▶ _DESCRIPTION OF THE TASK_:
Each entry below should be written out exactly as it is, with no pictures.

▶ _INFORMATION SHOWN_:

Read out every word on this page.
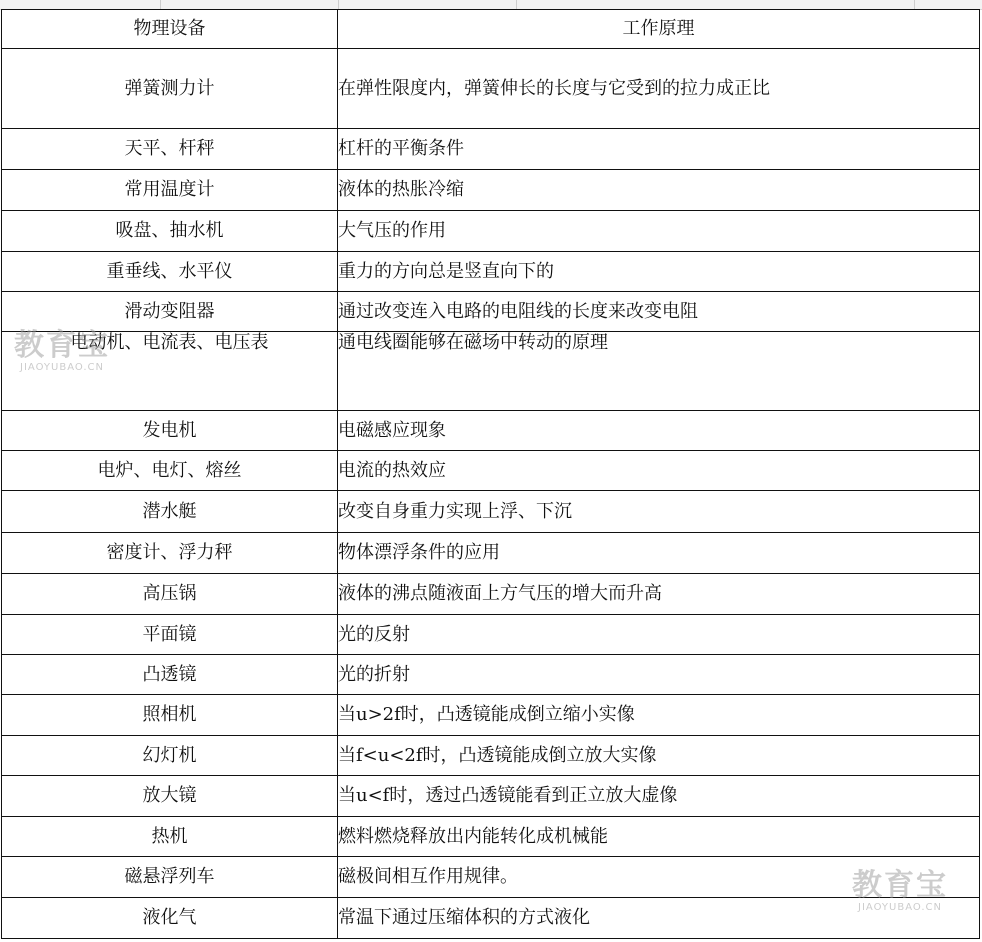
物理设备	工作原理
弹簧测力计	在弹性限度内，弹簧伸长的长度与它受到的拉力成正比
天平、杆秤	杠杆的平衡条件
常用温度计	液体的热胀冷缩
吸盘、抽水机	大气压的作用
重垂线、水平仪	重力的方向总是竖直向下的
滑动变阻器	通过改变连入电路的电阻线的长度来改变电阻
电动机、电流表、电压表	通电线圈能够在磁场中转动的原理
发电机	电磁感应现象
电炉、电灯、熔丝	电流的热效应
潜水艇	改变自身重力实现上浮、下沉
密度计、浮力秤	物体漂浮条件的应用
高压锅	液体的沸点随液面上方气压的增大而升高
平面镜	光的反射
凸透镜	光的折射
照相机	当u>2f时，凸透镜能成倒立缩小实像
幻灯机	当f<u<2f时，凸透镜能成倒立放大实像
放大镜	当u<f时，透过凸透镜能看到正立放大虚像
热机	燃料燃烧释放出内能转化成机械能
磁悬浮列车	磁极间相互作用规律。
液化气	常温下通过压缩体积的方式液化
教育宝
JIAOYUBAO.CN
教育宝
JIAOYUBAO.CN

▶ _SOLVED EXERCISE_:
Read out every word on this page.
物理设备	工作原理
弹簧测力计	在弹性限度内，弹簧伸长的长度与它受到的拉力成正比
天平、杆秤	杠杆的平衡条件
常用温度计	液体的热胀冷缩
吸盘、抽水机	大气压的作用
重垂线、水平仪	重力的方向总是竖直向下的
滑动变阻器	通过改变连入电路的电阻线的长度来改变电阻
电动机、电流表、电压表	通电线圈能够在磁场中转动的原理
发电机	电磁感应现象
电炉、电灯、熔丝	电流的热效应
潜水艇	改变自身重力实现上浮、下沉
密度计、浮力秤	物体漂浮条件的应用
高压锅	液体的沸点随液面上方气压的增大而升高
平面镜	光的反射
凸透镜	光的折射
照相机	当u>2f时，凸透镜能成倒立缩小实像
幻灯机	当f<u<2f时，凸透镜能成倒立放大实像
放大镜	当u<f时，透过凸透镜能看到正立放大虚像
热机	燃料燃烧释放出内能转化成机械能
磁悬浮列车	磁极间相互作用规律。
液化气	常温下通过压缩体积的方式液化
教育宝
JIAOYUBAO.CN
教育宝
JIAOYUBAO.CN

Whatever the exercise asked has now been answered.